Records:
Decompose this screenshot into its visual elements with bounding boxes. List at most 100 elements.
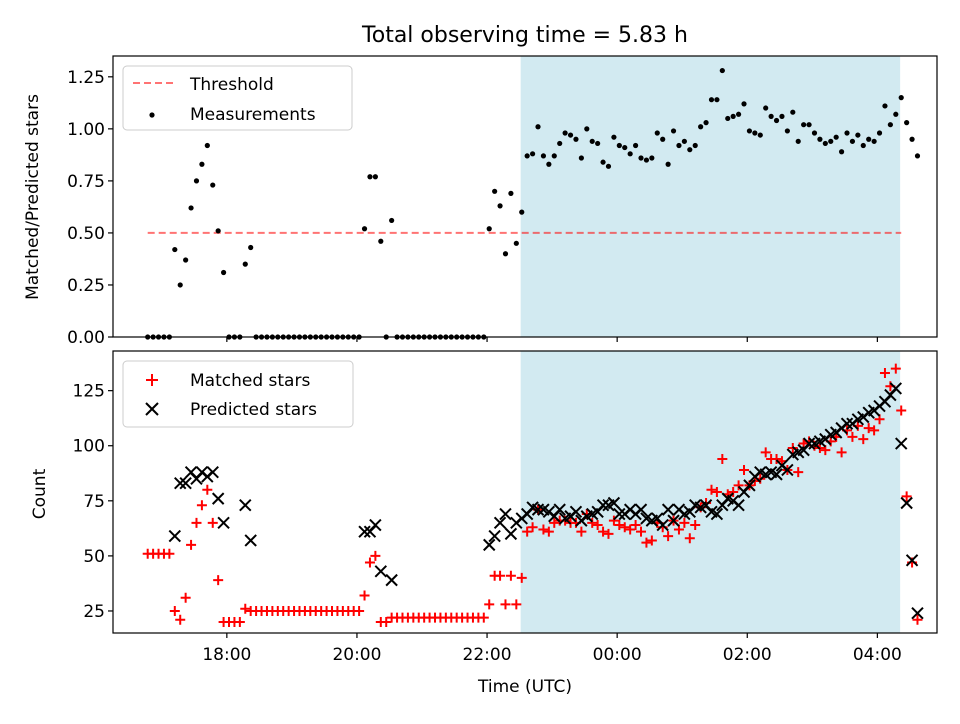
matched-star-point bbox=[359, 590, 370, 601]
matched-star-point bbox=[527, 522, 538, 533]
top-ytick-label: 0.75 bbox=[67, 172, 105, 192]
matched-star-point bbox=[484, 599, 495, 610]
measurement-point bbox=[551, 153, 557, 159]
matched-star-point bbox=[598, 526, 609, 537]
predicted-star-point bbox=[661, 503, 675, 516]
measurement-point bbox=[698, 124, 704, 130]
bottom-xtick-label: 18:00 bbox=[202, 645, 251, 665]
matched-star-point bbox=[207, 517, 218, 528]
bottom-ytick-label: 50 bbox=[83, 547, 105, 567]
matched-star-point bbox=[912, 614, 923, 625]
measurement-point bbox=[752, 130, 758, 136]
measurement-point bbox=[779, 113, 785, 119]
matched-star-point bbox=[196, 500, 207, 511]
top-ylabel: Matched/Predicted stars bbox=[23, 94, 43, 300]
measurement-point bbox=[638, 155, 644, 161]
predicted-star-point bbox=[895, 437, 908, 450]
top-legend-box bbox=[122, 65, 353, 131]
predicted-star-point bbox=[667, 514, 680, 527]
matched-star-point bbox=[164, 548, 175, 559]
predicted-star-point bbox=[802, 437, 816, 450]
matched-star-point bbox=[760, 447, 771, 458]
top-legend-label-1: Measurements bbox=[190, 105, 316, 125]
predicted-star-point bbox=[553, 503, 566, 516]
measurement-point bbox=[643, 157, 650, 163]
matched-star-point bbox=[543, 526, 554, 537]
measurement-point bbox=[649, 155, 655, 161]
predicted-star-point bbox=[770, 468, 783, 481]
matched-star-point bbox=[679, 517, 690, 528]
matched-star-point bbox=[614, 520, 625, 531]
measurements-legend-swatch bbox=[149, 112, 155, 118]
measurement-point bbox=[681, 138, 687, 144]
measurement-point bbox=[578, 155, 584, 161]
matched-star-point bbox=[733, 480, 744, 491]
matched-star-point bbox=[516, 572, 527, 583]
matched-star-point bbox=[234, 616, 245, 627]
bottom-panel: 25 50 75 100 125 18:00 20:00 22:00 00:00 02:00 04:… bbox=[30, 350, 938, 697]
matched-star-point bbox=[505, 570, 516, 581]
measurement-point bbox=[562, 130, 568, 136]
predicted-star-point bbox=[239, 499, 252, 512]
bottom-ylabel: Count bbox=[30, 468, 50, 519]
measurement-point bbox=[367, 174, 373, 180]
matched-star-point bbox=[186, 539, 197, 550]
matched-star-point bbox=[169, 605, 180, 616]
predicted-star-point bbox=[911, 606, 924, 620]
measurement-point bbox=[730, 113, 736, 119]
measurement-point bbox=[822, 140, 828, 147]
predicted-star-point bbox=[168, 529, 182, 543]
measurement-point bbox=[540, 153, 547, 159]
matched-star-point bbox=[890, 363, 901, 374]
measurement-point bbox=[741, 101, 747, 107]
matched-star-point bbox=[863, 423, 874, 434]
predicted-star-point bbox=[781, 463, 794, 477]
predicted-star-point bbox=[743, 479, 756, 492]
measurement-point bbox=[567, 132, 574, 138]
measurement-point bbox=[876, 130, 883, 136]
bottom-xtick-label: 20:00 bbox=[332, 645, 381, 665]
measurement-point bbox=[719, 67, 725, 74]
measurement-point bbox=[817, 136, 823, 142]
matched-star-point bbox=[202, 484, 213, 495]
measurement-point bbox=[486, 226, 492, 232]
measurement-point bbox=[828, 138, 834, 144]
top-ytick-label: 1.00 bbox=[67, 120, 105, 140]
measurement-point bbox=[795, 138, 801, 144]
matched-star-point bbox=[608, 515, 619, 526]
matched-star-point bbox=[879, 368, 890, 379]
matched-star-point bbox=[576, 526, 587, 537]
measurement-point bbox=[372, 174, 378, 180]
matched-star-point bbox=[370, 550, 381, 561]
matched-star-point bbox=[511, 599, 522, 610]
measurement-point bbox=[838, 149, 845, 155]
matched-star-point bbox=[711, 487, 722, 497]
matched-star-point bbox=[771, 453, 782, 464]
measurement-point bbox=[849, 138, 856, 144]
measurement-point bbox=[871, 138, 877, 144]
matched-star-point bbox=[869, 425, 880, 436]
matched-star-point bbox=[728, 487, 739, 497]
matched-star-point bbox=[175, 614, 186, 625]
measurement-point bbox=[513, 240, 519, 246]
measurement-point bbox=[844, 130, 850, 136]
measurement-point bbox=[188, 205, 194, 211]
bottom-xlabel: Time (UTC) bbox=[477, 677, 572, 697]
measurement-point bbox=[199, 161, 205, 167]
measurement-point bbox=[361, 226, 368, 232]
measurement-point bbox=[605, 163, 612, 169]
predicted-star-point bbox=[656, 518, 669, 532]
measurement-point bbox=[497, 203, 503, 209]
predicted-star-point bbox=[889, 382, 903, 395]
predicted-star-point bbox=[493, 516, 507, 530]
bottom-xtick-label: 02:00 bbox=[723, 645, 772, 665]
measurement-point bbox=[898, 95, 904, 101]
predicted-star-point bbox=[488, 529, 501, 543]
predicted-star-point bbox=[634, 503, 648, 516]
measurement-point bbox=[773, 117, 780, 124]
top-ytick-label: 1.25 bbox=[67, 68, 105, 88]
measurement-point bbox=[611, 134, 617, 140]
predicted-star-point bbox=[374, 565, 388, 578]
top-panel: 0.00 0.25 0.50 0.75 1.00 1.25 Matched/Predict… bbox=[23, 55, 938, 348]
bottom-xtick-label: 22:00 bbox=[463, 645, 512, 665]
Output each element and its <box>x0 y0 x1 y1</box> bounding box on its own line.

- EXERCISE GOAL -
Find each line in the records above that contains the string "panel", matching case exactly, and copy those lines.

- RESPONSE -
bottom-panel: 25 50 75 100 125 18:00 20:00 22:00 00:00 02:00 04:… bbox=[30, 350, 938, 697]
top-panel: 0.00 0.25 0.50 0.75 1.00 1.25 Matched/Predict… bbox=[23, 55, 938, 348]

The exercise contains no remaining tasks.